(BRIEF) Copy every line that mentions the word "レビューが恐怖すぎて話題".

-- BEGIN --

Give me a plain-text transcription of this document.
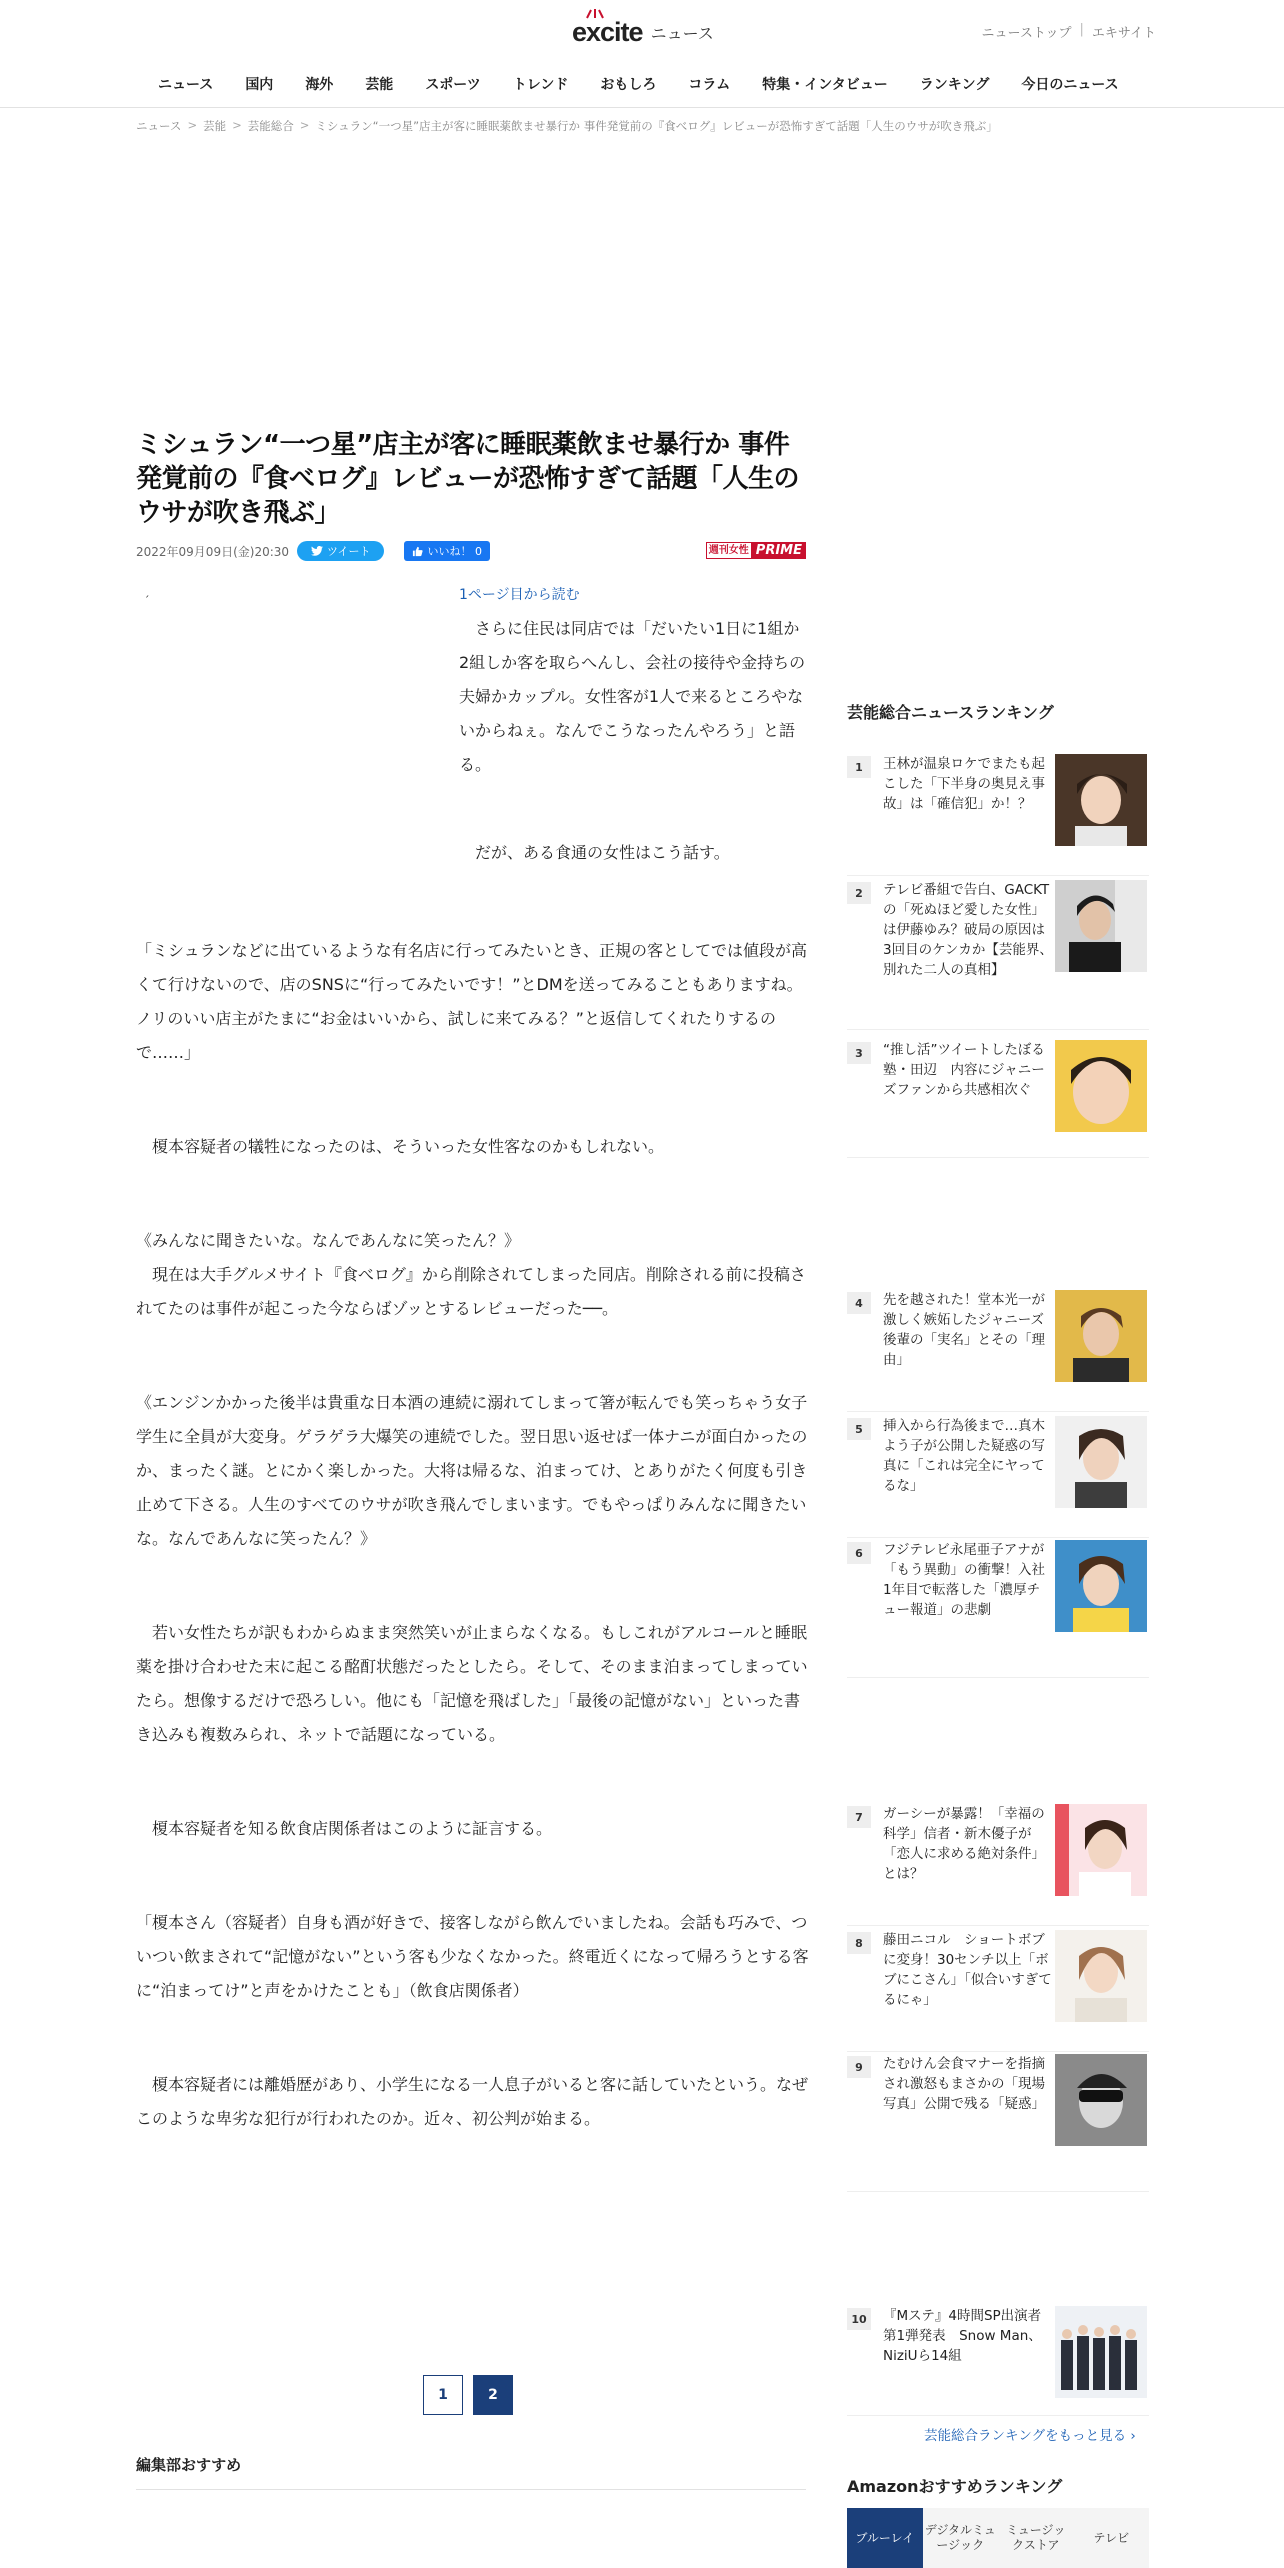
excite ニュース	ニューストップ | エキサイト
ニュース	国内	海外	芸能	スポーツ	トレンド	おもしろ	コラム	特集・インタビュー	ランキング	今日のニュース
ニュース > 芸能 > 芸能総合 > ミシュラン“一つ星”店主が客に睡眠薬飲ませ暴行か 事件発覚前の『食べログ』レビューが恐怖すぎて話題「人生のウサが吹き飛ぶ」
ミシュラン“一つ星”店主が客に睡眠薬飲ませ暴行か 事件発覚前の『食べログ』レビューが恐怖すぎて話題「人生のウサが吹き飛ぶ」
2022年09月09日(金)20:30	ツイート	いいね！ 0	週刊女性 PRIME
´	1ページ目から読む

　さらに住民は同店では「だいたい1日に1組か2組しか客を取らへんし、会社の接待や金持ちの夫婦かカップル。女性客が1人で来るところやないからねぇ。なんでこうなったんやろう」と語る。

　だが、ある食通の女性はこう話す。

「ミシュランなどに出ているような有名店に行ってみたいとき、正規の客としてでは値段が高くて行けないので、店のSNSに“行ってみたいです！”とDMを送ってみることもありますね。ノリのいい店主がたまに“お金はいいから、試しに来てみる？”と返信してくれたりするので……」

　榎本容疑者の犠牲になったのは、そういった女性客なのかもしれない。

《みんなに聞きたいな。なんであんなに笑ったん？》
　現在は大手グルメサイト『食べログ』から削除されてしまった同店。削除される前に投稿されてたのは事件が起こった今ならばゾッとするレビューだった──。

《エンジンかかった後半は貴重な日本酒の連続に溺れてしまって箸が転んでも笑っちゃう女子学生に全員が大変身。ゲラゲラ大爆笑の連続でした。翌日思い返せば一体ナニが面白かったのか、まったく謎。とにかく楽しかった。大将は帰るな、泊まってけ、とありがたく何度も引き止めて下さる。人生のすべてのウサが吹き飛んでしまいます。でもやっぱりみんなに聞きたいな。なんであんなに笑ったん？》

　若い女性たちが訳もわからぬまま突然笑いが止まらなくなる。もしこれがアルコールと睡眠薬を掛け合わせた末に起こる酩酊状態だったとしたら。そして、そのまま泊まってしまっていたら。想像するだけで恐ろしい。他にも「記憶を飛ばした」「最後の記憶がない」といった書き込みも複数みられ、ネットで話題になっている。

　榎本容疑者を知る飲食店関係者はこのように証言する。

「榎本さん（容疑者）自身も酒が好きで、接客しながら飲んでいましたね。会話も巧みで、ついつい飲まされて“記憶がない”という客も少なくなかった。終電近くになって帰ろうとする客に“泊まってけ”と声をかけたことも」（飲食店関係者）

　榎本容疑者には離婚歴があり、小学生になる一人息子がいると客に話していたという。なぜこのような卑劣な犯行が行われたのか。近々、初公判が始まる。

1	2
編集部おすすめ
芸能総合ニュースランキング
1	王林が温泉ロケでまたも起こした「下半身の奥見え事故」は「確信犯」か！？
2	テレビ番組で告白、GACKTの「死ぬほど愛した女性」は伊藤ゆみ？破局の原因は3回目のケンカか【芸能界、別れた二人の真相】
3	“推し活”ツイートしたぼる塾・田辺　内容にジャニーズファンから共感相次ぐ
4	先を越された！堂本光一が激しく嫉妬したジャニーズ後輩の「実名」とその「理由」
5	挿入から行為後まで…真木よう子が公開した疑惑の写真に「これは完全にヤってるな」
6	フジテレビ永尾亜子アナが「もう異動」の衝撃！入社1年目で転落した「濃厚チュー報道」の悲劇
7	ガーシーが暴露！「幸福の科学」信者・新木優子が「恋人に求める絶対条件」とは？
8	藤田ニコル　ショートボブに変身！30センチ以上「ボブにこさん」「似合いすぎてるにゃ」
9	たむけん会食マナーを指摘され激怒もまさかの「現場写真」公開で残る「疑惑」
10	『Mステ』4時間SP出演者第1弾発表　Snow Man、NiziUら14組
芸能総合ランキングをもっと見る ›
Amazonおすすめランキング
ブルーレイ
デジタルミュージック
ミュージックストア
テレビ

-- END --

(WRITTEN SOLUTION)
ニュース > 芸能 > 芸能総合 > ミシュラン“一つ星”店主が客に睡眠薬飲ませ暴行か 事件発覚前の『食べログ』レビューが恐怖すぎて話題「人生のウサが吹き飛ぶ」
ミシュラン“一つ星”店主が客に睡眠薬飲ませ暴行か 事件発覚前の『食べログ』レビューが恐怖すぎて話題「人生のウサが吹き飛ぶ」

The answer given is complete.